===== Input records
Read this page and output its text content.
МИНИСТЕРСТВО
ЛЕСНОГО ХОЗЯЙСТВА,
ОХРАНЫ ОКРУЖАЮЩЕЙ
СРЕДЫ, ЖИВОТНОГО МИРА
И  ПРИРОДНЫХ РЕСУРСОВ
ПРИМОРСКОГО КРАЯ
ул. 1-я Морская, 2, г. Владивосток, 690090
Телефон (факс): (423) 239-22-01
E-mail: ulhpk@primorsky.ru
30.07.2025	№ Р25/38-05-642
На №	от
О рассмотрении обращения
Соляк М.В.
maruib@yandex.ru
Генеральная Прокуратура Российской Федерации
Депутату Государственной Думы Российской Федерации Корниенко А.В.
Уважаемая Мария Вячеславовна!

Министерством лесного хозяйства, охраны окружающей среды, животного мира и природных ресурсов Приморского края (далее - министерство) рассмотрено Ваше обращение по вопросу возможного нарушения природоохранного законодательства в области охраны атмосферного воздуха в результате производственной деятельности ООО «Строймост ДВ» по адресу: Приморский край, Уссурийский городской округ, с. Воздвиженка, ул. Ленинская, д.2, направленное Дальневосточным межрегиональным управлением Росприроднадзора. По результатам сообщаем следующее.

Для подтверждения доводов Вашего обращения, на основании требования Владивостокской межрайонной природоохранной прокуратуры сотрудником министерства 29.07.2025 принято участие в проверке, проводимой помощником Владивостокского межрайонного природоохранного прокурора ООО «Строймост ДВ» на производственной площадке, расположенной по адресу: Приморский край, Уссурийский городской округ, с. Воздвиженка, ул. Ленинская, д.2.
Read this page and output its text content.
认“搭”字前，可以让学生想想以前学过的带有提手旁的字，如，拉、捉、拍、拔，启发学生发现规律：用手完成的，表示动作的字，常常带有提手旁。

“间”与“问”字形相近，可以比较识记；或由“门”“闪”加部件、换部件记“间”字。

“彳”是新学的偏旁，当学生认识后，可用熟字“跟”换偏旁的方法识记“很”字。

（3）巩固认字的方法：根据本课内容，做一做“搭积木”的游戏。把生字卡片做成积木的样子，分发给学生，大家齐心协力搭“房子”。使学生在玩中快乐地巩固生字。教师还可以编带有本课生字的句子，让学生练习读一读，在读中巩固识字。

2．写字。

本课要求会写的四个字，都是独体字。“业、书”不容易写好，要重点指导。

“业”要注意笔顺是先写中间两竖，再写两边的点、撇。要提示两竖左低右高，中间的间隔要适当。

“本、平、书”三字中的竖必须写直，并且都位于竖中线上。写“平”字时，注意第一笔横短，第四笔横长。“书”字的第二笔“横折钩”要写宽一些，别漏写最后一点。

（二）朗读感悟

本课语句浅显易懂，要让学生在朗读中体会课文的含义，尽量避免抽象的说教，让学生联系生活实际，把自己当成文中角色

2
==========
→ **Your goal**:
Count the lines that hold the string "адресу" and state that number alone.

→ **The response**:
2